What you are asked to do. Gather every line from the entries below that includes "screenshot".

[Stored entries]
------------------------------------------------------------------------

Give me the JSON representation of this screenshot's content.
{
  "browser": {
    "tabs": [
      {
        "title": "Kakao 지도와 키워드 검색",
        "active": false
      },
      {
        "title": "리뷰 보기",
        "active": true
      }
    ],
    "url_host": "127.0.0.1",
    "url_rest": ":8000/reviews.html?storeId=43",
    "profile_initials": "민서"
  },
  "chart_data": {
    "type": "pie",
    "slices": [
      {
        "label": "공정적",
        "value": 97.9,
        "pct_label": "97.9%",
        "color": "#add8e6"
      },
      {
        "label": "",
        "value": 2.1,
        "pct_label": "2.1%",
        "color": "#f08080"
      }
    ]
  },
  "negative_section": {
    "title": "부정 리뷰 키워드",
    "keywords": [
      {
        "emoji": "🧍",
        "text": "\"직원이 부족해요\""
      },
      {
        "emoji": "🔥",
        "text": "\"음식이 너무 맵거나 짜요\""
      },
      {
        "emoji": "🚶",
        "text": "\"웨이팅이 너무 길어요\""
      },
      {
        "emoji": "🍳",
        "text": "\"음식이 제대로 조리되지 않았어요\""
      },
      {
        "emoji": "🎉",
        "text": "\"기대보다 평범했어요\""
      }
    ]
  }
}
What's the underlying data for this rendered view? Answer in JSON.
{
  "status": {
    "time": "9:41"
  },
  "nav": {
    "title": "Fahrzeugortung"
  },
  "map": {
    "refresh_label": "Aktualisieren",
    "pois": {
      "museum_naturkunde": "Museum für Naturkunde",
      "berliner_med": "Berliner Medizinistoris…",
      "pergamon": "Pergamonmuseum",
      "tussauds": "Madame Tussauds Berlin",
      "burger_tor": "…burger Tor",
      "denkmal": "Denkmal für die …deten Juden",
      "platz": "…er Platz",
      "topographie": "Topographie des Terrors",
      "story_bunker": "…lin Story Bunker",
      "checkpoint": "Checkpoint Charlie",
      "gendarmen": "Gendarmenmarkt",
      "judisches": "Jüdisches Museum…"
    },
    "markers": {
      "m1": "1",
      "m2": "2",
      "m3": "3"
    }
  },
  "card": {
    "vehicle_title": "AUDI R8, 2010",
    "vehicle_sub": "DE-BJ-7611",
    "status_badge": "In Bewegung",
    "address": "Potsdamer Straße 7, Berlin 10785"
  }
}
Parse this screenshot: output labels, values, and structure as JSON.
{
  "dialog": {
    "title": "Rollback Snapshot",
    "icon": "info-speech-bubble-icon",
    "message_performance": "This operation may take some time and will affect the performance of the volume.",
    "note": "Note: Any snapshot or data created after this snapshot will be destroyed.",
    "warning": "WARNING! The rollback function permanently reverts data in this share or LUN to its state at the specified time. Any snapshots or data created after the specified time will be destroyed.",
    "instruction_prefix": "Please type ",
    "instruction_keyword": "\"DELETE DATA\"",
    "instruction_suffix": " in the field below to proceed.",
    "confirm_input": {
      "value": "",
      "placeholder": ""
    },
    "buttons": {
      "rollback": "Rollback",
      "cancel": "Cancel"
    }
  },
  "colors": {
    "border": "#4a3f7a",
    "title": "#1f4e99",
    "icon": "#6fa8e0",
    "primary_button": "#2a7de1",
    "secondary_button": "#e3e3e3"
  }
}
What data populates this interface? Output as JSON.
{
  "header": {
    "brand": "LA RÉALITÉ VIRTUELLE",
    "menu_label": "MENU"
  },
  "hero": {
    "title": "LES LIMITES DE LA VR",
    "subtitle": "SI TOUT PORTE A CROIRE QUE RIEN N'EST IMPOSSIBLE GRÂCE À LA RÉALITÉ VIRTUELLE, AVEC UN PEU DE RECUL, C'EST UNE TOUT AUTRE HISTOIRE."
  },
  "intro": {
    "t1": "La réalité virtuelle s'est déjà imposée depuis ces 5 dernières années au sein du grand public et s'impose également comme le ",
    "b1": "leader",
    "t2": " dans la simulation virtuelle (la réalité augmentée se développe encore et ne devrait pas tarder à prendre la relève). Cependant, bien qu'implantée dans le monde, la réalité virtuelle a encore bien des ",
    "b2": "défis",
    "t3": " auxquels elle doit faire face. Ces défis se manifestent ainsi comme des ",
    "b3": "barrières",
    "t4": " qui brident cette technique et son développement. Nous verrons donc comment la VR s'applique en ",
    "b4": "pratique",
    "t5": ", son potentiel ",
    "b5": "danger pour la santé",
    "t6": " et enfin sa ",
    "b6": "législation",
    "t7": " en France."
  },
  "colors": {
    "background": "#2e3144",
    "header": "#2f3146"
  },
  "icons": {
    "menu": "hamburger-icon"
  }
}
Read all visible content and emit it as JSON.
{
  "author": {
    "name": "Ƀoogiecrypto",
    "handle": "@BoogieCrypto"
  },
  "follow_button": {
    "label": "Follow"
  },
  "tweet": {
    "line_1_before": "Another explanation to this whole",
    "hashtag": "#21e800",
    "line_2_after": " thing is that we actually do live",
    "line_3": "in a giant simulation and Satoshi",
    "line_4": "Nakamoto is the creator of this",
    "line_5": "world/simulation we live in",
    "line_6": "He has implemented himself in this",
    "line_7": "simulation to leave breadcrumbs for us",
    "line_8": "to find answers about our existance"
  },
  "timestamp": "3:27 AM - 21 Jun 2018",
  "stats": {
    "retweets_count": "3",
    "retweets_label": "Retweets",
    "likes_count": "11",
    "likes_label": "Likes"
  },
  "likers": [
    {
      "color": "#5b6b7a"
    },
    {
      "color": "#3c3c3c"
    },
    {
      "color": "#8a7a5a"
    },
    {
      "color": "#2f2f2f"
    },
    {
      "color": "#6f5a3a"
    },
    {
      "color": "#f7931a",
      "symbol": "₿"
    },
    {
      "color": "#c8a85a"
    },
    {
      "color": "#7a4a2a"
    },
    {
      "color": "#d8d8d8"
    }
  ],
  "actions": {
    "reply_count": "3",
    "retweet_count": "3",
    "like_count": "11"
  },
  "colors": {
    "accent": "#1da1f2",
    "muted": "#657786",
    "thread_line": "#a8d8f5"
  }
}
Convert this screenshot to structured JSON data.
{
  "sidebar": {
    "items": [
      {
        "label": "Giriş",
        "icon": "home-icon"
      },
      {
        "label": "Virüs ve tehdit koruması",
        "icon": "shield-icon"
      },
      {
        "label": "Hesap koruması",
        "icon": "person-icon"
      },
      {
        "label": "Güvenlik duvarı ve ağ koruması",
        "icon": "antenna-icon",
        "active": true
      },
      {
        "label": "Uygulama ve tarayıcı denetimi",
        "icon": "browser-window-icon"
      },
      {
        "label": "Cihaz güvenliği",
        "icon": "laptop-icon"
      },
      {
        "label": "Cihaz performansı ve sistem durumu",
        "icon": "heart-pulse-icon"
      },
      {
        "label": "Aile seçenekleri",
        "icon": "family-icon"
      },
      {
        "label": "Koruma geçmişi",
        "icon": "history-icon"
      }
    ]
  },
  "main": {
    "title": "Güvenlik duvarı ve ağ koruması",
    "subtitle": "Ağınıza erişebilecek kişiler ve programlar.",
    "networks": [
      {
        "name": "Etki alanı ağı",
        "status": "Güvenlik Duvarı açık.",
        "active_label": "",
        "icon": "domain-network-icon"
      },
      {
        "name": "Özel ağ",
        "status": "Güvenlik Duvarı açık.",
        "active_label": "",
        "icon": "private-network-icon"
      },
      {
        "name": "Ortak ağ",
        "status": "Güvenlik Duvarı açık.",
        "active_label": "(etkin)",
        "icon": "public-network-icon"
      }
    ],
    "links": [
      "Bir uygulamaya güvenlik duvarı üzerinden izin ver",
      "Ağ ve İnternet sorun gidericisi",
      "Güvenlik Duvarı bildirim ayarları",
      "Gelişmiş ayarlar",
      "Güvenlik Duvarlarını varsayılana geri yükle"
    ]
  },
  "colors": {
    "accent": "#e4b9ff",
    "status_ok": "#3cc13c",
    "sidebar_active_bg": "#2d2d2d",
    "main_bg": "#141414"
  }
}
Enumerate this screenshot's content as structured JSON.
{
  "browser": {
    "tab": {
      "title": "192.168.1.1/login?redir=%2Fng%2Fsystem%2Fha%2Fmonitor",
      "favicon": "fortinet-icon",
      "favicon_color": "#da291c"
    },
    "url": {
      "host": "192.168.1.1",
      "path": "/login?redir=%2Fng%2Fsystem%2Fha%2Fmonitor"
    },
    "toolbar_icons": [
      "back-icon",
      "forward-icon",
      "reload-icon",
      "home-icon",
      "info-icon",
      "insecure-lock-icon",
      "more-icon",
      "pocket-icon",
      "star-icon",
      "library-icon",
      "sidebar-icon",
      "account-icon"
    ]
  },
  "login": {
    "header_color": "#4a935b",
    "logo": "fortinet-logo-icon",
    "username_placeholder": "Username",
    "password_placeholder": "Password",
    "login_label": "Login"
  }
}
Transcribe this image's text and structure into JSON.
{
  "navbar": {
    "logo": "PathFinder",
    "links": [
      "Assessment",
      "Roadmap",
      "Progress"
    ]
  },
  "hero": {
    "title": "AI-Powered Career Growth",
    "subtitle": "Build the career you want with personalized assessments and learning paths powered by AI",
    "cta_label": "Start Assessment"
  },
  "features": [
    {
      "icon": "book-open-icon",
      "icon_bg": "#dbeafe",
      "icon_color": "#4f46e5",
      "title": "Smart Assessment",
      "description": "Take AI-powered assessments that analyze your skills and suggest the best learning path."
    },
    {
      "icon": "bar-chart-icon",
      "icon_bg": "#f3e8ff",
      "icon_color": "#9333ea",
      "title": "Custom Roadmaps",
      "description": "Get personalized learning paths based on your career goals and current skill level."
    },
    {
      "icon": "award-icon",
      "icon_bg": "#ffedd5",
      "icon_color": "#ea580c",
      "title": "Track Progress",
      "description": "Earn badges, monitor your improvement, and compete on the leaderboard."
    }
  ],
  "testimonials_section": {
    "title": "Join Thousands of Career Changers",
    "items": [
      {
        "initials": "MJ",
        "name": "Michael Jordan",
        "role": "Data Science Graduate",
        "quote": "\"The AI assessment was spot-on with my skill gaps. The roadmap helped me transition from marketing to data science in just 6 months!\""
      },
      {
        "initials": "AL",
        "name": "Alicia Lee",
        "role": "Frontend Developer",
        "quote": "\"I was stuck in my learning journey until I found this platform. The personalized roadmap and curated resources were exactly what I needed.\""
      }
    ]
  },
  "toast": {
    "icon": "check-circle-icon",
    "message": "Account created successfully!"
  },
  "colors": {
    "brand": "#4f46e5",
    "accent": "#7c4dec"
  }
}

------------------------------------------------------------------------

Exercise output.
Give me the JSON representation of this screenshot's content.
Parse this screenshot: output labels, values, and structure as JSON.
Convert this screenshot to structured JSON data.
Enumerate this screenshot's content as structured JSON.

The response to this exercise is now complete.